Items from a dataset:
◇ ◇ ◇ ◇ ◇
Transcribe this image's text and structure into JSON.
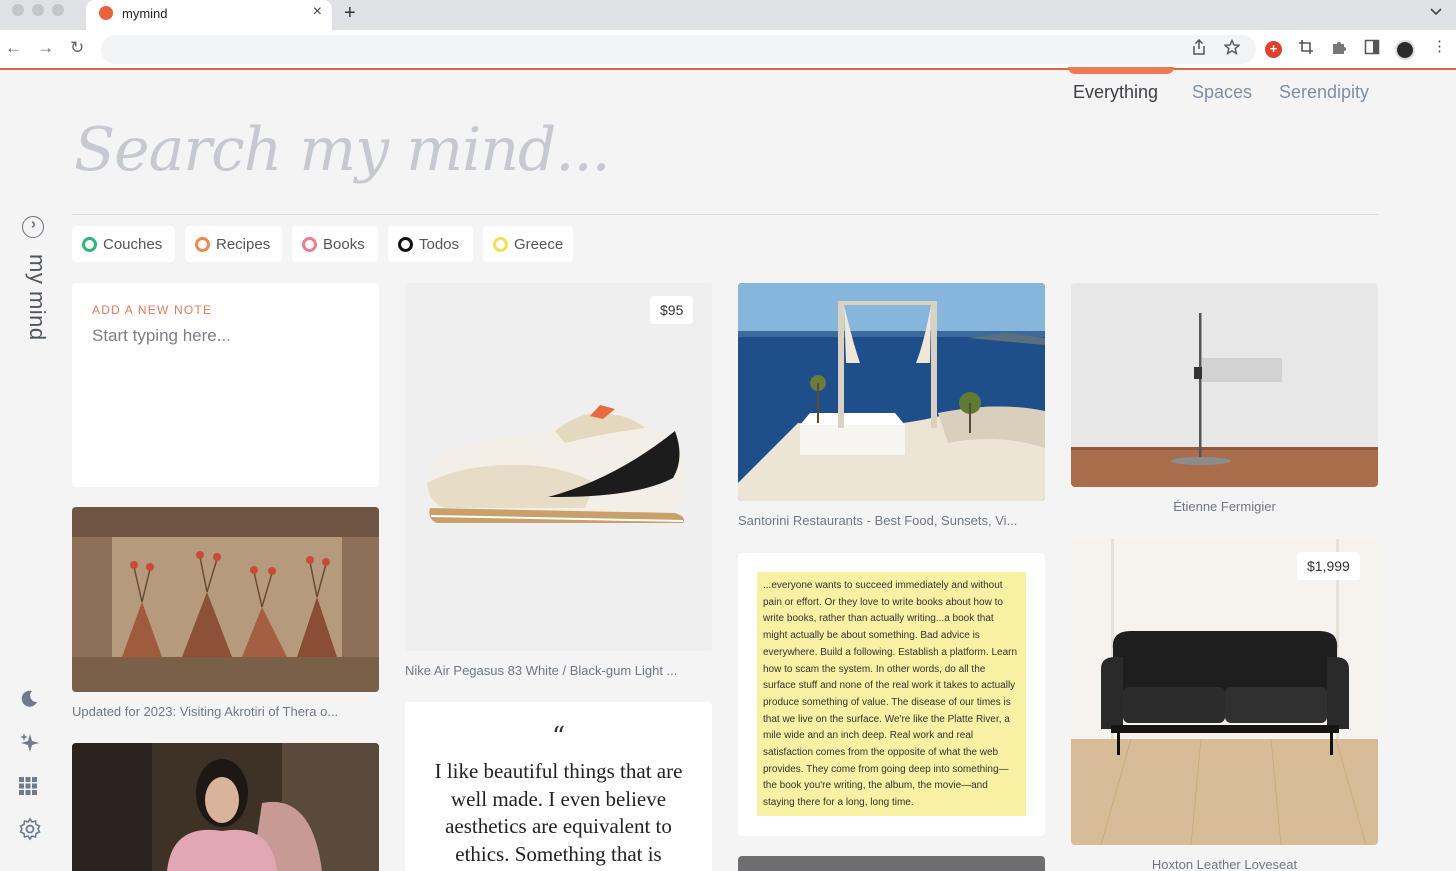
{
  "browser": {
    "tab_title": "mymind",
    "close_glyph": "×",
    "new_tab_glyph": "+",
    "back_glyph": "←",
    "forward_glyph": "→",
    "reload_glyph": "↻",
    "share_icon": "share-icon",
    "bookmark_icon": "star-icon",
    "extension_plus": "+",
    "menu_glyph": "⋮"
  },
  "nav": {
    "everything": "Everything",
    "spaces": "Spaces",
    "serendipity": "Serendipity"
  },
  "search": {
    "placeholder": "Search my mind..."
  },
  "brand": "my mind",
  "filters": [
    {
      "label": "Couches",
      "color": "#2fb67a"
    },
    {
      "label": "Recipes",
      "color": "#ee8a4f"
    },
    {
      "label": "Books",
      "color": "#ef7d8e"
    },
    {
      "label": "Todos",
      "color": "#111111"
    },
    {
      "label": "Greece",
      "color": "#f3df5a"
    }
  ],
  "note": {
    "label": "ADD A NEW NOTE",
    "placeholder": "Start typing here..."
  },
  "cards": {
    "fresco_caption": "Updated for 2023: Visiting Akrotiri of Thera o...",
    "sneaker_price": "$95",
    "sneaker_caption": "Nike Air Pegasus 83 White / Black-gum Light ...",
    "quote_mark": "“",
    "quote_text": "I like beautiful things that are well made. I even believe aesthetics are equivalent to ethics. Something that is",
    "santorini_caption": "Santorini Restaurants - Best Food, Sunsets, Vi...",
    "highlight_text": "...everyone wants to succeed immediately and without pain or effort. Or they love to write books about how to write books, rather than actually writing...a book that might actually be about something. Bad advice is everywhere. Build a following. Establish a platform. Learn how to scam the system. In other words, do all the surface stuff and none of the real work it takes to actually produce something of value. The disease of our times is that we live on the surface. We're like the Platte River, a mile wide and an inch deep. Real work and real satisfaction comes from the opposite of what the web provides. They come from going deep into something—the book you're writing, the album, the movie—and staying there for a long, long time.",
    "lamp_caption": "Étienne Fermigier",
    "loveseat_price": "$1,999",
    "loveseat_caption": "Hoxton Leather Loveseat"
  },
  "colors": {
    "accent": "#e9603f",
    "nav_inactive": "#7d90a8"
  }
}
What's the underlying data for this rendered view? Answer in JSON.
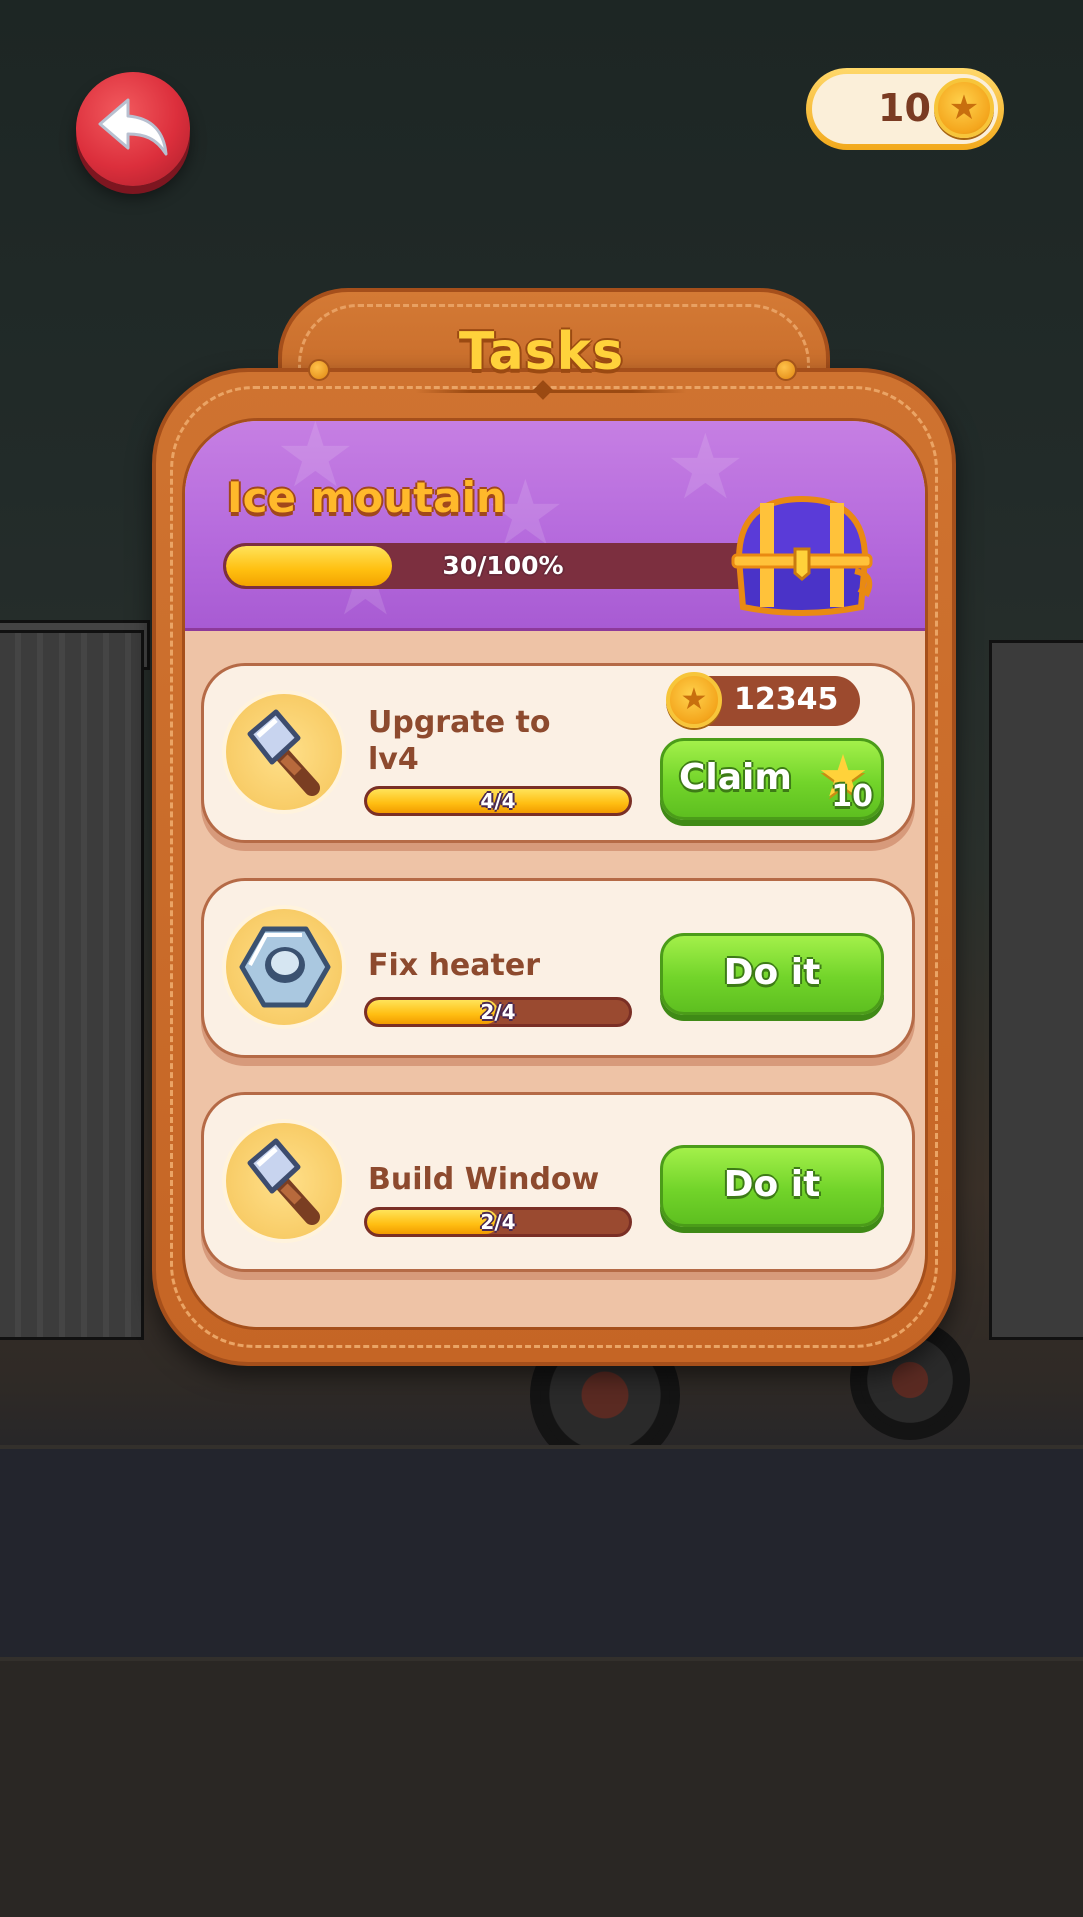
{
  "header": {
    "coin_count": "10"
  },
  "panel": {
    "title": "Tasks",
    "banner": {
      "title": "Ice moutain",
      "progress_label": "30/100%",
      "progress_fraction": 0.3
    },
    "tasks": [
      {
        "title": "Upgrate to lv4",
        "progress_label": "4/4",
        "progress_fraction": 1.0,
        "icon": "hammer-icon",
        "reward_coins": "12345",
        "button_label": "Claim",
        "button_star_value": "10"
      },
      {
        "title": "Fix heater",
        "progress_label": "2/4",
        "progress_fraction": 0.5,
        "icon": "hex-nut-icon",
        "button_label": "Do it"
      },
      {
        "title": "Build Window",
        "progress_label": "2/4",
        "progress_fraction": 0.5,
        "icon": "hammer-icon",
        "button_label": "Do it"
      }
    ]
  },
  "colors": {
    "panel_brown": "#c96b29",
    "banner_purple": "#b66bdd",
    "button_green": "#72d42a",
    "title_yellow": "#ffd23b",
    "text_brown": "#8d4a2e"
  }
}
◇ ◇ ◇ ◇ ◇
* Exercise aim
Where a line in the material above holds "this", copy that line.

* Exercise output
Transcribe this image's text and structure into JSON.
What's the underlying data for this rendered view? Answer in JSON.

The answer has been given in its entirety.